_SUPPLIED DATA_:
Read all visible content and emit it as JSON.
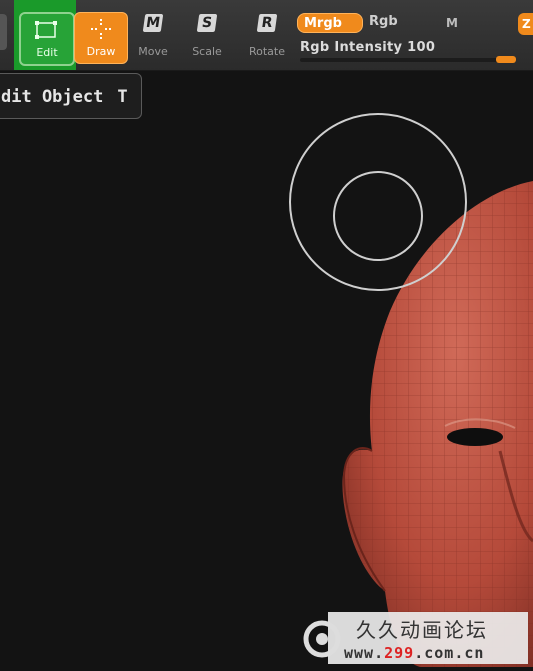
{
  "toolbar": {
    "edit_label": "Edit",
    "draw_label": "Draw",
    "move_label": "Move",
    "move_key": "M",
    "scale_label": "Scale",
    "scale_key": "S",
    "rotate_label": "Rotate",
    "rotate_key": "R",
    "mrgb_label": "Mrgb",
    "rgb_label": "Rgb",
    "m_label": "M",
    "intensity_label": "Rgb Intensity",
    "intensity_value": "100",
    "intensity_fraction": 1.0,
    "z_label": "Z"
  },
  "tooltip": {
    "text": "dit Object",
    "hotkey": "T"
  },
  "watermark": {
    "title": "久久动画论坛",
    "url_prefix": "www.",
    "url_accent": "299",
    "url_suffix": ".com.cn"
  },
  "colors": {
    "accent": "#f08a1c",
    "edit_active": "#27a337",
    "mesh": "#b54a3a"
  }
}
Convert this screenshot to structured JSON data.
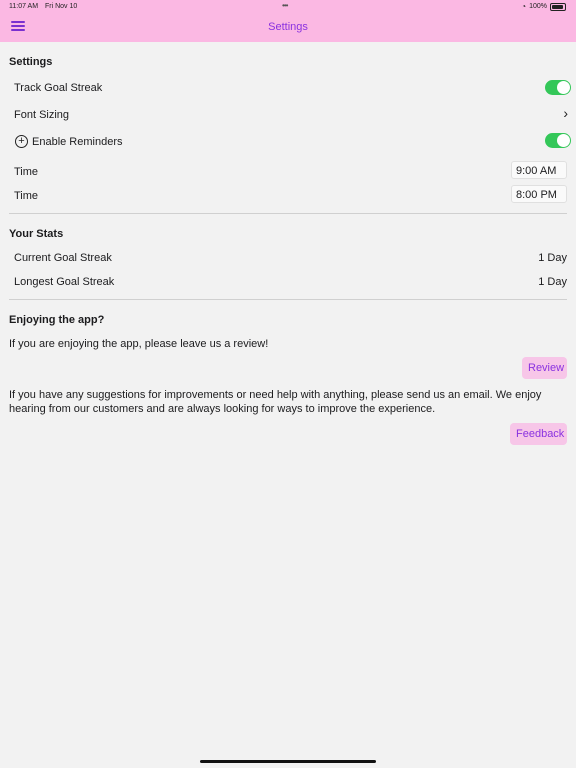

_SHORT PROBLEM_: Your task is to set down the records shown above exactly, minus any pictures.

_EXERCISE SOLUTION_:
Read all visible content and emit it as JSON.
{
  "toolbar": {
    "edit_label": "Edit",
    "draw_label": "Draw",
    "move_label": "Move",
    "move_key": "M",
    "scale_label": "Scale",
    "scale_key": "S",
    "rotate_label": "Rotate",
    "rotate_key": "R",
    "mrgb_label": "Mrgb",
    "rgb_label": "Rgb",
    "m_label": "M",
    "intensity_label": "Rgb Intensity",
    "intensity_value": "100",
    "intensity_fraction": 1.0,
    "z_label": "Z"
  },
  "tooltip": {
    "text": "dit Object",
    "hotkey": "T"
  },
  "watermark": {
    "title": "久久动画论坛",
    "url_prefix": "www.",
    "url_accent": "299",
    "url_suffix": ".com.cn"
  },
  "colors": {
    "accent": "#f08a1c",
    "edit_active": "#27a337",
    "mesh": "#b54a3a"
  }
}
Convert this screenshot to structured JSON data.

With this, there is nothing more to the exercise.